▶ [INSTRUCTION]
From the listing below, extract every line containing "type".

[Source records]
BEGIN

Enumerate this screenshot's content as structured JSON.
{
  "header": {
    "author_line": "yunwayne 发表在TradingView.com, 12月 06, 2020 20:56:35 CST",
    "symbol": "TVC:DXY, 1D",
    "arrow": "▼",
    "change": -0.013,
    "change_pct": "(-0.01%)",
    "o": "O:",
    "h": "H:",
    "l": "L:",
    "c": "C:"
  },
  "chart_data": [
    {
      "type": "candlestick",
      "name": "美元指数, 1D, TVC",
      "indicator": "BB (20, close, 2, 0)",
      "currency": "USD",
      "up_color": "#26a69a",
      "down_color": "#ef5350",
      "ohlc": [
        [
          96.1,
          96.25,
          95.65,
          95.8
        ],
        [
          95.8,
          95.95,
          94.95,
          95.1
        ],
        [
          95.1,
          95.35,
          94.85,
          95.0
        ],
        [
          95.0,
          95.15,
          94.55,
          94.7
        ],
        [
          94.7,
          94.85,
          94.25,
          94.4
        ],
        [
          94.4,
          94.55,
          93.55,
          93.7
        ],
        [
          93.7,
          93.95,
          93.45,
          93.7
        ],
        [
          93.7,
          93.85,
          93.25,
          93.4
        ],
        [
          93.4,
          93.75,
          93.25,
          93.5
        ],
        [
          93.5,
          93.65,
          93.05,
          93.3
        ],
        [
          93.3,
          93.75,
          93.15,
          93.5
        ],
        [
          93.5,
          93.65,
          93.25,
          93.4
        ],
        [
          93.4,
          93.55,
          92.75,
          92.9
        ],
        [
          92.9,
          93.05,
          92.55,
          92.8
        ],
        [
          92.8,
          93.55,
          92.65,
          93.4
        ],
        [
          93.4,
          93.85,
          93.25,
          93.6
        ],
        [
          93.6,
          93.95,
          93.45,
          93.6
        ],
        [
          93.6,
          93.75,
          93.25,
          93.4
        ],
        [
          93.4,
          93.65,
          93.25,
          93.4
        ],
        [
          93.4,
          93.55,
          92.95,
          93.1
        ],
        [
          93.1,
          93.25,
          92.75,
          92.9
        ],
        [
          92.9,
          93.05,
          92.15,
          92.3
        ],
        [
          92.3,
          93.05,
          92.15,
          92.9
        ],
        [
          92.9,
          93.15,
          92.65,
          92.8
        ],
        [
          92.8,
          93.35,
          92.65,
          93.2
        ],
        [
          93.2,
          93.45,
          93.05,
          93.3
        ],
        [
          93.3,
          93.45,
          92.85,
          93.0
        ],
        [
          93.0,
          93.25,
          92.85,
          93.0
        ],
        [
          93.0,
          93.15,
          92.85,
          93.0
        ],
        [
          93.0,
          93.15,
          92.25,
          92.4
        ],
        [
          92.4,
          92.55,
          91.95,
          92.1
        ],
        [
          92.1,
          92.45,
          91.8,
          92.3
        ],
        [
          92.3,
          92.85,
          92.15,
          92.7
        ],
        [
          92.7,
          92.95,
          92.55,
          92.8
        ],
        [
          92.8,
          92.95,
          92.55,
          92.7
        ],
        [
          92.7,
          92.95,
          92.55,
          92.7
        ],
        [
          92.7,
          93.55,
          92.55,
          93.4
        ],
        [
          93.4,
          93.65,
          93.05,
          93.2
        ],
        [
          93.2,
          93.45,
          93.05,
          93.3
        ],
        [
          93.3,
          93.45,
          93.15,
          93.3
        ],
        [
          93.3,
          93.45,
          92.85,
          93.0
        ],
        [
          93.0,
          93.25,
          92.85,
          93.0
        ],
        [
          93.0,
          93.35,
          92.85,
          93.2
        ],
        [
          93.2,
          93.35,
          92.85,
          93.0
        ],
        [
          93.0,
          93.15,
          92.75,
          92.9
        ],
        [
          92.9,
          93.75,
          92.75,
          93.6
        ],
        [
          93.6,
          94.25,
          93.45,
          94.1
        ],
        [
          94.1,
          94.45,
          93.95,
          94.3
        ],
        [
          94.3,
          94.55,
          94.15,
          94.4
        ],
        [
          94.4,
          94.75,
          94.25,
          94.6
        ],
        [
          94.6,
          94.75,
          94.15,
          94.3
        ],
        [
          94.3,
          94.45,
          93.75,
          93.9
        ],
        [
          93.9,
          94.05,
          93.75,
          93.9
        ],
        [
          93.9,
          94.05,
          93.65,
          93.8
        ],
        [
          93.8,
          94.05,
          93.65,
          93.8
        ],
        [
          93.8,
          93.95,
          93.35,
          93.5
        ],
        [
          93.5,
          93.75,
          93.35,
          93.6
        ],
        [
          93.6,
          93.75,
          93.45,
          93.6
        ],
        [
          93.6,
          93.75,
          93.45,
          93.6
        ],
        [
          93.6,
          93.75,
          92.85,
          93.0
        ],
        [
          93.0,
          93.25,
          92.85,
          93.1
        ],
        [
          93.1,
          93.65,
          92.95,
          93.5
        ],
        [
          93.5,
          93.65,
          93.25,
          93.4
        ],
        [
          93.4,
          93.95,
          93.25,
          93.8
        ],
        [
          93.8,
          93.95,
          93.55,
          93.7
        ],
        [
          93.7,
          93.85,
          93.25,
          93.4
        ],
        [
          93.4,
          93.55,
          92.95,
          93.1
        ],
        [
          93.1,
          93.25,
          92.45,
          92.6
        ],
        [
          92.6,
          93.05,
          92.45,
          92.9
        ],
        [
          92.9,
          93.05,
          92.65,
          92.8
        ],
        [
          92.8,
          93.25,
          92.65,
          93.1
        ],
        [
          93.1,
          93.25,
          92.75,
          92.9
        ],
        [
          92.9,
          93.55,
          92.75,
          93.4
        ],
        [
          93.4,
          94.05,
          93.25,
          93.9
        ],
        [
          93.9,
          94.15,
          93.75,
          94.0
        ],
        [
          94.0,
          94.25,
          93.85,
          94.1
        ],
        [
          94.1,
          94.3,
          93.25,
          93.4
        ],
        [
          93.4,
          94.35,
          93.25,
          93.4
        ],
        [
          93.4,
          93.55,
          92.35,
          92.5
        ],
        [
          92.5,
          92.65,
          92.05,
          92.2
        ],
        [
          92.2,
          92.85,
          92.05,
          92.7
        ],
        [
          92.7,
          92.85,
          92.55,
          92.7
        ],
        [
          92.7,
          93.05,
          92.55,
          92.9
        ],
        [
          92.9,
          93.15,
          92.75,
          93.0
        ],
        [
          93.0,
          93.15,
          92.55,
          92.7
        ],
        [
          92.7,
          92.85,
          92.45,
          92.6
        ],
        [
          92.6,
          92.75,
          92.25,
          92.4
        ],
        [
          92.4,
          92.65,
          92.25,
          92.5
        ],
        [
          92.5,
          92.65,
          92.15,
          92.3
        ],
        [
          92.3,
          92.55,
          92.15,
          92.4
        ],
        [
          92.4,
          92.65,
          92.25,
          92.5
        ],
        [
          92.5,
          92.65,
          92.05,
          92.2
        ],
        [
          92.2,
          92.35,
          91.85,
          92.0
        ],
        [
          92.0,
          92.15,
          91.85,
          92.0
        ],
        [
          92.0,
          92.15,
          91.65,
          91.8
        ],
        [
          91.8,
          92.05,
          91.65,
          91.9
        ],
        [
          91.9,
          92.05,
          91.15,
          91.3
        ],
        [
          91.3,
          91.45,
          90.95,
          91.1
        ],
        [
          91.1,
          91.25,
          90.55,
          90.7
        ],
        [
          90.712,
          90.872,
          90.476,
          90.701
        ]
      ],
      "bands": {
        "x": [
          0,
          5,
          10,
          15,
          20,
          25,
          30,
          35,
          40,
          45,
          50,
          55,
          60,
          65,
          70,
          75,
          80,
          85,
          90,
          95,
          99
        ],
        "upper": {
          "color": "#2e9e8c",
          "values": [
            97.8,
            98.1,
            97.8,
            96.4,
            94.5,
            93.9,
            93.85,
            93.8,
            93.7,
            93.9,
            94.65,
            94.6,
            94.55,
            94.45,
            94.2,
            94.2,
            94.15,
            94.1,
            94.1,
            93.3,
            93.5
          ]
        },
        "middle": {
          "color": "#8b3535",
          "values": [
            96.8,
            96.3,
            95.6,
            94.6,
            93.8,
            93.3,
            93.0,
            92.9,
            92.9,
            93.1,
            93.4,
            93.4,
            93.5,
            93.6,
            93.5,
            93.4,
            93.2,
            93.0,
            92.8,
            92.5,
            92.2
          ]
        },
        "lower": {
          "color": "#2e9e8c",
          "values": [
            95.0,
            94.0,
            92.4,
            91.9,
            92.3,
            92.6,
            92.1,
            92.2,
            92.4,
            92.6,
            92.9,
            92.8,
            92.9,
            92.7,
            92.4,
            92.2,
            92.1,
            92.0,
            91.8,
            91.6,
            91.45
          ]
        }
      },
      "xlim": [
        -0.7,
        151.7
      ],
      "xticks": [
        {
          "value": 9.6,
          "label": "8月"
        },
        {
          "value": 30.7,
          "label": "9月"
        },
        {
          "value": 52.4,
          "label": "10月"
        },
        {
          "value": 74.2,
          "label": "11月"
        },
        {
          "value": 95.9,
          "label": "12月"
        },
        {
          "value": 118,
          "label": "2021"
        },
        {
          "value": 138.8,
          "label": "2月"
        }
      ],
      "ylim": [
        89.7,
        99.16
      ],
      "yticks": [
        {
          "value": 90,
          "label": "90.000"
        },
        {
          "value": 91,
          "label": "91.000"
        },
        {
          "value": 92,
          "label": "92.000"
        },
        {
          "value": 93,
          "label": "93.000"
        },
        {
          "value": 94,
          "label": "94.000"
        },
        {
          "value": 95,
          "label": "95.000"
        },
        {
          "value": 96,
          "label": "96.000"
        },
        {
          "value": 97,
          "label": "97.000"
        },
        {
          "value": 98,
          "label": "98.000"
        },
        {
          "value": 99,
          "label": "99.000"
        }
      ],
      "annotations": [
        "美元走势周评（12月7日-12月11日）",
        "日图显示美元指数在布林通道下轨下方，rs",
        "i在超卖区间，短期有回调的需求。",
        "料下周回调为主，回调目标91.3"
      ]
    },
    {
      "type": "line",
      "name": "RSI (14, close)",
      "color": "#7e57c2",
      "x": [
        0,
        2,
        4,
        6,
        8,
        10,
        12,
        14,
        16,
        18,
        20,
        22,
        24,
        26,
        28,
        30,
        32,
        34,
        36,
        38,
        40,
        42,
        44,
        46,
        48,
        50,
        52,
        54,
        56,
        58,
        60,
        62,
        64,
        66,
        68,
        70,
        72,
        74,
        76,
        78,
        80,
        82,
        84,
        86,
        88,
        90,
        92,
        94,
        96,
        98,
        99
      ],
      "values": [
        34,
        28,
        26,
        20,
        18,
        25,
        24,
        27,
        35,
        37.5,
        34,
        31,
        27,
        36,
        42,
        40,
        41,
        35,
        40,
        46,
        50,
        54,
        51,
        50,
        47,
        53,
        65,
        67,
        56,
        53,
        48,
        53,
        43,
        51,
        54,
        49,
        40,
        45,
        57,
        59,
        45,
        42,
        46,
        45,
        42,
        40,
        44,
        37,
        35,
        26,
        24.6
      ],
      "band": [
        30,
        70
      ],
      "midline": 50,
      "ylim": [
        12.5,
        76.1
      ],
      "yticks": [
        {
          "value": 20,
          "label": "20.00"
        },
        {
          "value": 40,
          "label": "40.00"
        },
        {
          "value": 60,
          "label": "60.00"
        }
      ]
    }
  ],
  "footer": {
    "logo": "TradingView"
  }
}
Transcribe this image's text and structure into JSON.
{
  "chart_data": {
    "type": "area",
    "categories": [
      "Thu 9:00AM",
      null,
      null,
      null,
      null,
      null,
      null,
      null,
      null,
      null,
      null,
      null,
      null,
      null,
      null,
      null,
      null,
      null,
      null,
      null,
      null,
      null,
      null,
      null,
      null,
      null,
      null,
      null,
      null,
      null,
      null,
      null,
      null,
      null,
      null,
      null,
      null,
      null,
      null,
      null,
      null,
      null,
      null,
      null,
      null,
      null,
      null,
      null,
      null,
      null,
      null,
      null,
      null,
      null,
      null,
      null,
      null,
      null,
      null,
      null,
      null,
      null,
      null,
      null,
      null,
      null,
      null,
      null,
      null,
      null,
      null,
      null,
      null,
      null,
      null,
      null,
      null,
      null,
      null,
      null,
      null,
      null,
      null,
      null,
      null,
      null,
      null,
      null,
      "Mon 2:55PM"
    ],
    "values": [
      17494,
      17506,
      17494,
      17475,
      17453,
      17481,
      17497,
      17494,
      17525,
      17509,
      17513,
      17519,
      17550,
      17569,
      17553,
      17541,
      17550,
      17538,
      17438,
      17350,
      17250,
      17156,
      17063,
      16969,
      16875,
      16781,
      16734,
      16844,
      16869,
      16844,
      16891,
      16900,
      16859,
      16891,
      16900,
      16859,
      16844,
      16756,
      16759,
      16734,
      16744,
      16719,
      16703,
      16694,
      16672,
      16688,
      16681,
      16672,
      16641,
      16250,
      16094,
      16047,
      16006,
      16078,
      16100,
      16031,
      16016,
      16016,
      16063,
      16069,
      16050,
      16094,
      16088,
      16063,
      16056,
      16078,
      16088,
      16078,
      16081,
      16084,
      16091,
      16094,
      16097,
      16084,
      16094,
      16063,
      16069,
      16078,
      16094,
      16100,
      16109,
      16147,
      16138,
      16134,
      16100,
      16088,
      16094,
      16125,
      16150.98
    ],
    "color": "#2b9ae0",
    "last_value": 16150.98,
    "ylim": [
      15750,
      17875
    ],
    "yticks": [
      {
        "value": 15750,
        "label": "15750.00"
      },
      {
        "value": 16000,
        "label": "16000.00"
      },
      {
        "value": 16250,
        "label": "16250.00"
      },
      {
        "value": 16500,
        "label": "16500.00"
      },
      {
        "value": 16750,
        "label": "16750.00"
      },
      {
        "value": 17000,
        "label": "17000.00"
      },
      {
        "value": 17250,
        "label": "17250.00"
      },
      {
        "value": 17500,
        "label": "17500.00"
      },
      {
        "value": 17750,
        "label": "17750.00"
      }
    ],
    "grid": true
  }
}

END

▶ [TASK RESULT]
      "type": "candlestick",
      "type": "line",
    "type": "area",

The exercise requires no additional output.